## BEGIN Available records
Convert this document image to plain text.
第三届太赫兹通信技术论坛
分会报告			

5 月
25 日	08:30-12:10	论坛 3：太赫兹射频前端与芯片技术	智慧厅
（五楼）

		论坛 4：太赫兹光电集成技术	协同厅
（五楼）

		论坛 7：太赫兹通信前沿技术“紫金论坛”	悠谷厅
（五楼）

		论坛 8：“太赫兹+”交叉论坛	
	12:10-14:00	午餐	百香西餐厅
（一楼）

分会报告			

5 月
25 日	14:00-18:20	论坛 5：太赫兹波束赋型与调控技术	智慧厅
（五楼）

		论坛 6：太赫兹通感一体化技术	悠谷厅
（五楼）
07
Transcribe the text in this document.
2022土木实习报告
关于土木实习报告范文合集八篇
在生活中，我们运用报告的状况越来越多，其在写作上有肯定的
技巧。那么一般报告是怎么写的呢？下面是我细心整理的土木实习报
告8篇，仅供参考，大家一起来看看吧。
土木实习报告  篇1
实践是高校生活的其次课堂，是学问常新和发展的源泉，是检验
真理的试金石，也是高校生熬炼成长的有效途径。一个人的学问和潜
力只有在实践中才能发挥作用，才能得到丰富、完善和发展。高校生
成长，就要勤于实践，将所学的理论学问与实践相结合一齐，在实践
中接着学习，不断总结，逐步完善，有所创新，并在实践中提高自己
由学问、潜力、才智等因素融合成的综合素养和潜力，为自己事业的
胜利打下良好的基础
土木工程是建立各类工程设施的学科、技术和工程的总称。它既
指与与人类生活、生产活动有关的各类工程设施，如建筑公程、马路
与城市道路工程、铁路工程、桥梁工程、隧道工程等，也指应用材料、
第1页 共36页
## END Available records
§ **Task goal**
In the listing, how many lines hold "this"? Answer with a bare number.

§ **Reply to the task**
2